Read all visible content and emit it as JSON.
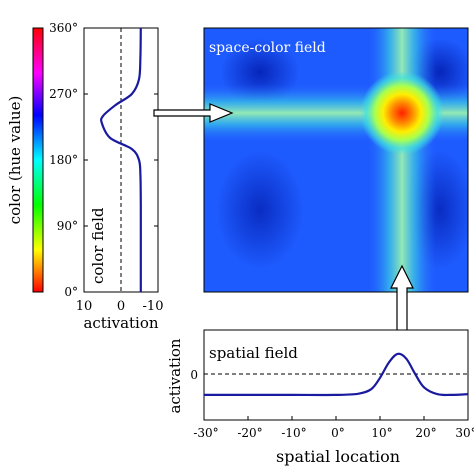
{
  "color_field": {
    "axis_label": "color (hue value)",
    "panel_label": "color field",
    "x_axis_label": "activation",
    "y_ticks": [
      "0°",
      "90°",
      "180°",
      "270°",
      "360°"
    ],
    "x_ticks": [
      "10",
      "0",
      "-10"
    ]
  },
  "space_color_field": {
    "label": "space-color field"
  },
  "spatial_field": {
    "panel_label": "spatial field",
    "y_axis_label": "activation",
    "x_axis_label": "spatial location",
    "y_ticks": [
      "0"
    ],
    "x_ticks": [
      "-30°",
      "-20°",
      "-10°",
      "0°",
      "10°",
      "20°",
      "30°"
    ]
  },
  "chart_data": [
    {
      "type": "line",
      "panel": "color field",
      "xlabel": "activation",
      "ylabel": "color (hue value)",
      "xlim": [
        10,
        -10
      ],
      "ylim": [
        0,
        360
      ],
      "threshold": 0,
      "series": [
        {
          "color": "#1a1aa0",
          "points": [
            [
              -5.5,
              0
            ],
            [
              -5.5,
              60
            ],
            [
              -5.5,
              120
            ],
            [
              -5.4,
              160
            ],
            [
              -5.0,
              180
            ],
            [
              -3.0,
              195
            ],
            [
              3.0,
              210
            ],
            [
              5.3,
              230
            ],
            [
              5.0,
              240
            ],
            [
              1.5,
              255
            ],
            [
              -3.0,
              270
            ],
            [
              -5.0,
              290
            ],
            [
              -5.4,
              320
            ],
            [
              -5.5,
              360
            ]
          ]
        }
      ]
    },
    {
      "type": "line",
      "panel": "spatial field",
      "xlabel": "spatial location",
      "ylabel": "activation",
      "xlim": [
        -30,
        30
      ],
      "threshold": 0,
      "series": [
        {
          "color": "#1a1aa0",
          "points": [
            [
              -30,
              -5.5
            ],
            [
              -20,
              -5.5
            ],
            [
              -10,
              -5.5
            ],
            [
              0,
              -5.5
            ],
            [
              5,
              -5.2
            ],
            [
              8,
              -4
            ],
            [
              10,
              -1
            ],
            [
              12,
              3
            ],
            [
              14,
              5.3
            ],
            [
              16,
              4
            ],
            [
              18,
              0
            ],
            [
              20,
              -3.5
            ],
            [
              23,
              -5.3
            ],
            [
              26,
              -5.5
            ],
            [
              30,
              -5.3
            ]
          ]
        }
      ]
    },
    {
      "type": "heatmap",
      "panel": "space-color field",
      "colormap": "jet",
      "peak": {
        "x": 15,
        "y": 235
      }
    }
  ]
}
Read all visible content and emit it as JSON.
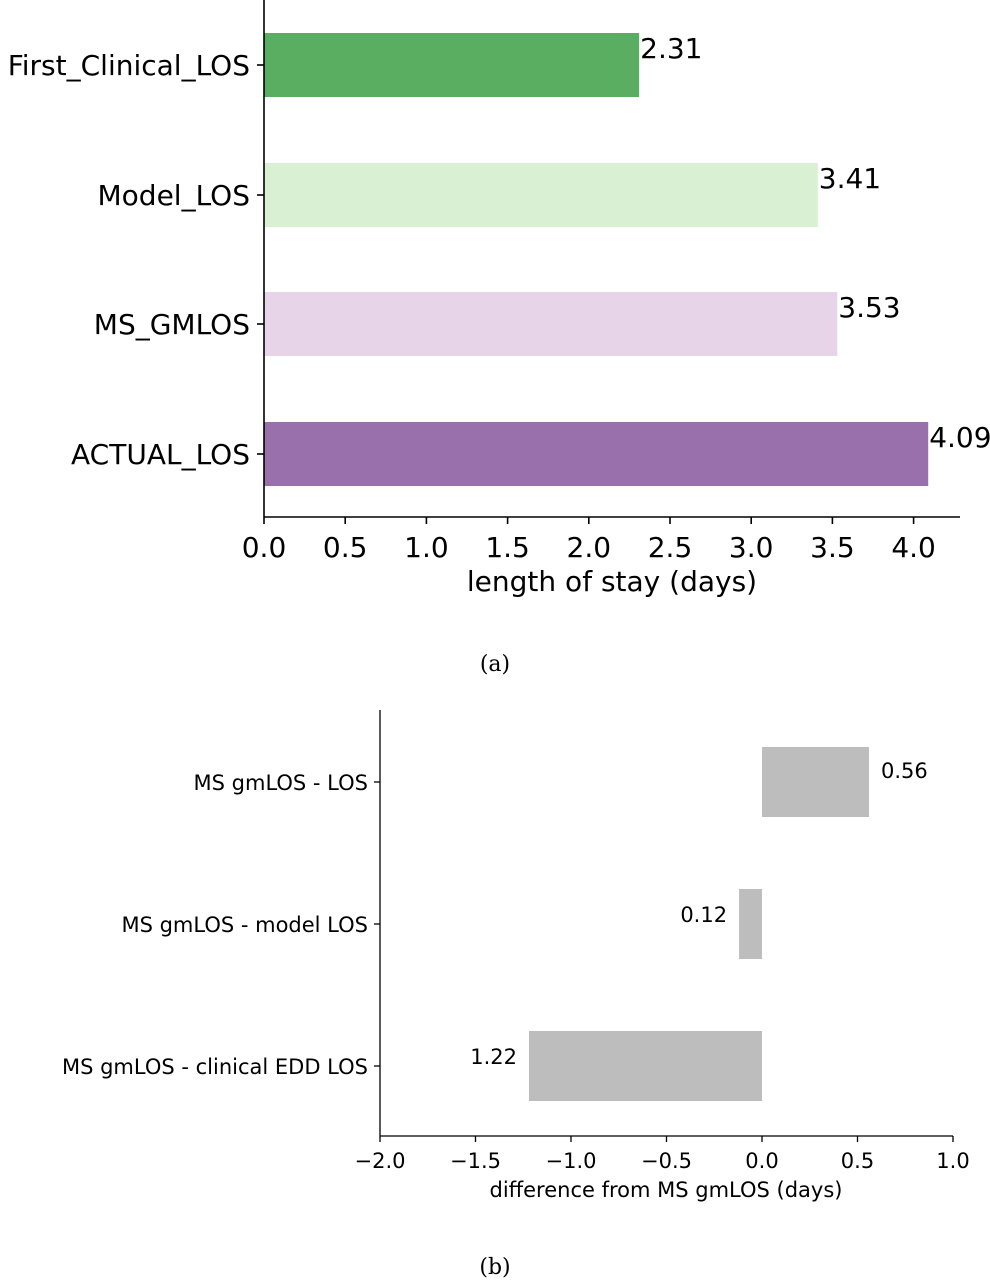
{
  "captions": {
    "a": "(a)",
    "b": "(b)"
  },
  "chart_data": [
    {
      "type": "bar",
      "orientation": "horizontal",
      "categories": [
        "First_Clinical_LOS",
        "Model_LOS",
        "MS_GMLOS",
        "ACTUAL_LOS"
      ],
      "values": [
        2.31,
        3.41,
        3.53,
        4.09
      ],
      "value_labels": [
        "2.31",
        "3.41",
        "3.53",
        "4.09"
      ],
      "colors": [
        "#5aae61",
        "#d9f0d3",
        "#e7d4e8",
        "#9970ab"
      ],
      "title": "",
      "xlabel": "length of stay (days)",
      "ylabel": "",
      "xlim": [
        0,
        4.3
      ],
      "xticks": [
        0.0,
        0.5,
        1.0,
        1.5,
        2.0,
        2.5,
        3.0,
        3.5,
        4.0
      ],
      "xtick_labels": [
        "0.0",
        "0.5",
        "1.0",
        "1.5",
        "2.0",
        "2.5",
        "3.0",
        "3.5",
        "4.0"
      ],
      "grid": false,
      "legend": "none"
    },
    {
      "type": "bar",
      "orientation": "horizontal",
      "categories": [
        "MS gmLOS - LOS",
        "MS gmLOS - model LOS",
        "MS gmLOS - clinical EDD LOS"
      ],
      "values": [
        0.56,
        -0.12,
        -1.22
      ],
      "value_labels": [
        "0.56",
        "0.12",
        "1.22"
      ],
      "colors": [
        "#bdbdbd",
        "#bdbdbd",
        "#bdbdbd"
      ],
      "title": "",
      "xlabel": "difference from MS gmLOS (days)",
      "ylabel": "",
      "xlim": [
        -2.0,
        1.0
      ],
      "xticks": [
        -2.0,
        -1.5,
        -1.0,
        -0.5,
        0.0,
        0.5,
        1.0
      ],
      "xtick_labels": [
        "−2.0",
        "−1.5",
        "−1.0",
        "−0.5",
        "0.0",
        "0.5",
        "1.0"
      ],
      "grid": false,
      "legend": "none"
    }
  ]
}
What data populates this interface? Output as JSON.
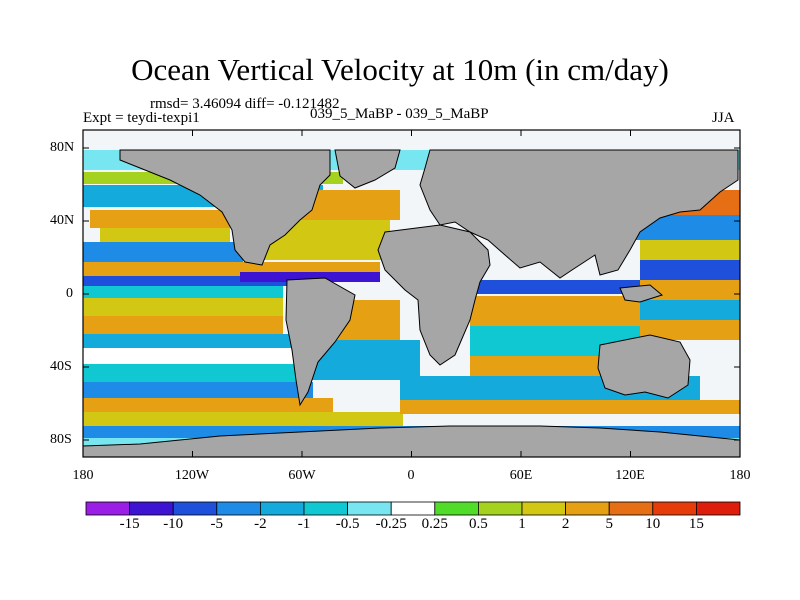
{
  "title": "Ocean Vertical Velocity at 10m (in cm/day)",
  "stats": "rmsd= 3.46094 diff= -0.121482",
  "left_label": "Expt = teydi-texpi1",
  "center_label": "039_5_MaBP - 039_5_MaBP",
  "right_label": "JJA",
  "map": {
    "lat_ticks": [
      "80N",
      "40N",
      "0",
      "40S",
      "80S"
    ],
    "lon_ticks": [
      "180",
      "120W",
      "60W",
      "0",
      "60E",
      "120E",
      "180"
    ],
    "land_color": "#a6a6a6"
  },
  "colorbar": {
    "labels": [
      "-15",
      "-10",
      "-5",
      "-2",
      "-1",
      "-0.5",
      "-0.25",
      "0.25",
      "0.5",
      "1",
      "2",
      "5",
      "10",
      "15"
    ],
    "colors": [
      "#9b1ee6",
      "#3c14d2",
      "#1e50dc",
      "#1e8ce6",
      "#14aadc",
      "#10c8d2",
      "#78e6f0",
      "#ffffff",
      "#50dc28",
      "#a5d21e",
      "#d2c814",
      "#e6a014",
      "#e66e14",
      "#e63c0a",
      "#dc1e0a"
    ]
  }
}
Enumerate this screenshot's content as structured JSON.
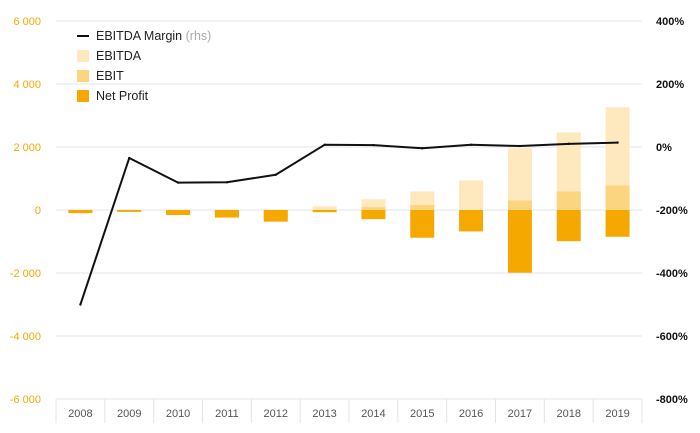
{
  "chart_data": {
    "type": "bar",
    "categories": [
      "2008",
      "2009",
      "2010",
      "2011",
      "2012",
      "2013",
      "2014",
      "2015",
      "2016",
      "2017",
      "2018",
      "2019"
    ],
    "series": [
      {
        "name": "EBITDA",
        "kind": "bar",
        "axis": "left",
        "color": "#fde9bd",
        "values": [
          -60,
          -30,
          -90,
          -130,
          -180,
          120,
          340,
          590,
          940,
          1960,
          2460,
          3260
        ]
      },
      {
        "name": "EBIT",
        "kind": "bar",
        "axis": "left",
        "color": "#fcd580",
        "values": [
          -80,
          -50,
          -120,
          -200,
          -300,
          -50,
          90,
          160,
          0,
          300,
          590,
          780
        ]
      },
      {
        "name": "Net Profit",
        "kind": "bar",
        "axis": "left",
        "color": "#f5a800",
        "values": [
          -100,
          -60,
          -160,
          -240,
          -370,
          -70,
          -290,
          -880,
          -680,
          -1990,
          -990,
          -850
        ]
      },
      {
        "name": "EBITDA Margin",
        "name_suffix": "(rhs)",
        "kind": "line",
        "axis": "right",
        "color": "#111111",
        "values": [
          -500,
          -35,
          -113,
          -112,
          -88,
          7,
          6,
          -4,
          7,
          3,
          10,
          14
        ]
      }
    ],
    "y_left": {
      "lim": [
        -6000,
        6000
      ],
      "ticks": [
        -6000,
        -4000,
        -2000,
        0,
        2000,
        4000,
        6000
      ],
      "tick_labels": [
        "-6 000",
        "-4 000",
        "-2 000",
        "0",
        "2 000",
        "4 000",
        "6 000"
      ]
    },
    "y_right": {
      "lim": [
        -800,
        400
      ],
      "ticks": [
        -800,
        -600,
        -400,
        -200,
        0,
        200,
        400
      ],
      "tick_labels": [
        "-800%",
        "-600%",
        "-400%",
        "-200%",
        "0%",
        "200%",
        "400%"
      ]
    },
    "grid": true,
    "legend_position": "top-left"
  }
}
======
* [Aim]:
Copy out all the entries exactly. Images stay out of the copy.

* [Written response]:
Read all visible content and emit it as JSON.
{
  "color_field": {
    "axis_label": "color (hue value)",
    "panel_label": "color field",
    "x_axis_label": "activation",
    "y_ticks": [
      "0°",
      "90°",
      "180°",
      "270°",
      "360°"
    ],
    "x_ticks": [
      "10",
      "0",
      "-10"
    ]
  },
  "space_color_field": {
    "label": "space-color field"
  },
  "spatial_field": {
    "panel_label": "spatial field",
    "y_axis_label": "activation",
    "x_axis_label": "spatial location",
    "y_ticks": [
      "0"
    ],
    "x_ticks": [
      "-30°",
      "-20°",
      "-10°",
      "0°",
      "10°",
      "20°",
      "30°"
    ]
  },
  "chart_data": [
    {
      "type": "line",
      "panel": "color field",
      "xlabel": "activation",
      "ylabel": "color (hue value)",
      "xlim": [
        10,
        -10
      ],
      "ylim": [
        0,
        360
      ],
      "threshold": 0,
      "series": [
        {
          "color": "#1a1aa0",
          "points": [
            [
              -5.5,
              0
            ],
            [
              -5.5,
              60
            ],
            [
              -5.5,
              120
            ],
            [
              -5.4,
              160
            ],
            [
              -5.0,
              180
            ],
            [
              -3.0,
              195
            ],
            [
              3.0,
              210
            ],
            [
              5.3,
              230
            ],
            [
              5.0,
              240
            ],
            [
              1.5,
              255
            ],
            [
              -3.0,
              270
            ],
            [
              -5.0,
              290
            ],
            [
              -5.4,
              320
            ],
            [
              -5.5,
              360
            ]
          ]
        }
      ]
    },
    {
      "type": "line",
      "panel": "spatial field",
      "xlabel": "spatial location",
      "ylabel": "activation",
      "xlim": [
        -30,
        30
      ],
      "threshold": 0,
      "series": [
        {
          "color": "#1a1aa0",
          "points": [
            [
              -30,
              -5.5
            ],
            [
              -20,
              -5.5
            ],
            [
              -10,
              -5.5
            ],
            [
              0,
              -5.5
            ],
            [
              5,
              -5.2
            ],
            [
              8,
              -4
            ],
            [
              10,
              -1
            ],
            [
              12,
              3
            ],
            [
              14,
              5.3
            ],
            [
              16,
              4
            ],
            [
              18,
              0
            ],
            [
              20,
              -3.5
            ],
            [
              23,
              -5.3
            ],
            [
              26,
              -5.5
            ],
            [
              30,
              -5.3
            ]
          ]
        }
      ]
    },
    {
      "type": "heatmap",
      "panel": "space-color field",
      "colormap": "jet",
      "peak": {
        "x": 15,
        "y": 235
      }
    }
  ]
}
Read all visible content and emit it as JSON.
{
  "captions": {
    "a": "(a)",
    "b": "(b)"
  },
  "chart_data": [
    {
      "type": "bar",
      "orientation": "horizontal",
      "categories": [
        "First_Clinical_LOS",
        "Model_LOS",
        "MS_GMLOS",
        "ACTUAL_LOS"
      ],
      "values": [
        2.31,
        3.41,
        3.53,
        4.09
      ],
      "value_labels": [
        "2.31",
        "3.41",
        "3.53",
        "4.09"
      ],
      "colors": [
        "#5aae61",
        "#d9f0d3",
        "#e7d4e8",
        "#9970ab"
      ],
      "title": "",
      "xlabel": "length of stay (days)",
      "ylabel": "",
      "xlim": [
        0,
        4.3
      ],
      "xticks": [
        0.0,
        0.5,
        1.0,
        1.5,
        2.0,
        2.5,
        3.0,
        3.5,
        4.0
      ],
      "xtick_labels": [
        "0.0",
        "0.5",
        "1.0",
        "1.5",
        "2.0",
        "2.5",
        "3.0",
        "3.5",
        "4.0"
      ],
      "grid": false,
      "legend": "none"
    },
    {
      "type": "bar",
      "orientation": "horizontal",
      "categories": [
        "MS gmLOS - LOS",
        "MS gmLOS - model LOS",
        "MS gmLOS - clinical EDD LOS"
      ],
      "values": [
        0.56,
        -0.12,
        -1.22
      ],
      "value_labels": [
        "0.56",
        "0.12",
        "1.22"
      ],
      "colors": [
        "#bdbdbd",
        "#bdbdbd",
        "#bdbdbd"
      ],
      "title": "",
      "xlabel": "difference from MS gmLOS (days)",
      "ylabel": "",
      "xlim": [
        -2.0,
        1.0
      ],
      "xticks": [
        -2.0,
        -1.5,
        -1.0,
        -0.5,
        0.0,
        0.5,
        1.0
      ],
      "xtick_labels": [
        "−2.0",
        "−1.5",
        "−1.0",
        "−0.5",
        "0.0",
        "0.5",
        "1.0"
      ],
      "grid": false,
      "legend": "none"
    }
  ]
}
What data populates this interface? Output as JSON.
{
  "title": "Ocean Vertical Velocity at 10m (in cm/day)",
  "stats": "rmsd= 3.46094 diff= -0.121482",
  "left_label": "Expt = teydi-texpi1",
  "center_label": "039_5_MaBP - 039_5_MaBP",
  "right_label": "JJA",
  "map": {
    "lat_ticks": [
      "80N",
      "40N",
      "0",
      "40S",
      "80S"
    ],
    "lon_ticks": [
      "180",
      "120W",
      "60W",
      "0",
      "60E",
      "120E",
      "180"
    ],
    "land_color": "#a6a6a6"
  },
  "colorbar": {
    "labels": [
      "-15",
      "-10",
      "-5",
      "-2",
      "-1",
      "-0.5",
      "-0.25",
      "0.25",
      "0.5",
      "1",
      "2",
      "5",
      "10",
      "15"
    ],
    "colors": [
      "#9b1ee6",
      "#3c14d2",
      "#1e50dc",
      "#1e8ce6",
      "#14aadc",
      "#10c8d2",
      "#78e6f0",
      "#ffffff",
      "#50dc28",
      "#a5d21e",
      "#d2c814",
      "#e6a014",
      "#e66e14",
      "#e63c0a",
      "#dc1e0a"
    ]
  }
}
Enumerate this screenshot's content as structured JSON.
{
  "chart_data": {
    "type": "bar",
    "categories": [
      "2008",
      "2009",
      "2010",
      "2011",
      "2012",
      "2013",
      "2014",
      "2015",
      "2016",
      "2017",
      "2018",
      "2019"
    ],
    "series": [
      {
        "name": "EBITDA",
        "kind": "bar",
        "axis": "left",
        "color": "#fde9bd",
        "values": [
          -60,
          -30,
          -90,
          -130,
          -180,
          120,
          340,
          590,
          940,
          1960,
          2460,
          3260
        ]
      },
      {
        "name": "EBIT",
        "kind": "bar",
        "axis": "left",
        "color": "#fcd580",
        "values": [
          -80,
          -50,
          -120,
          -200,
          -300,
          -50,
          90,
          160,
          0,
          300,
          590,
          780
        ]
      },
      {
        "name": "Net Profit",
        "kind": "bar",
        "axis": "left",
        "color": "#f5a800",
        "values": [
          -100,
          -60,
          -160,
          -240,
          -370,
          -70,
          -290,
          -880,
          -680,
          -1990,
          -990,
          -850
        ]
      },
      {
        "name": "EBITDA Margin",
        "name_suffix": "(rhs)",
        "kind": "line",
        "axis": "right",
        "color": "#111111",
        "values": [
          -500,
          -35,
          -113,
          -112,
          -88,
          7,
          6,
          -4,
          7,
          3,
          10,
          14
        ]
      }
    ],
    "y_left": {
      "lim": [
        -6000,
        6000
      ],
      "ticks": [
        -6000,
        -4000,
        -2000,
        0,
        2000,
        4000,
        6000
      ],
      "tick_labels": [
        "-6 000",
        "-4 000",
        "-2 000",
        "0",
        "2 000",
        "4 000",
        "6 000"
      ]
    },
    "y_right": {
      "lim": [
        -800,
        400
      ],
      "ticks": [
        -800,
        -600,
        -400,
        -200,
        0,
        200,
        400
      ],
      "tick_labels": [
        "-800%",
        "-600%",
        "-400%",
        "-200%",
        "0%",
        "200%",
        "400%"
      ]
    },
    "grid": true,
    "legend_position": "top-left"
  }
}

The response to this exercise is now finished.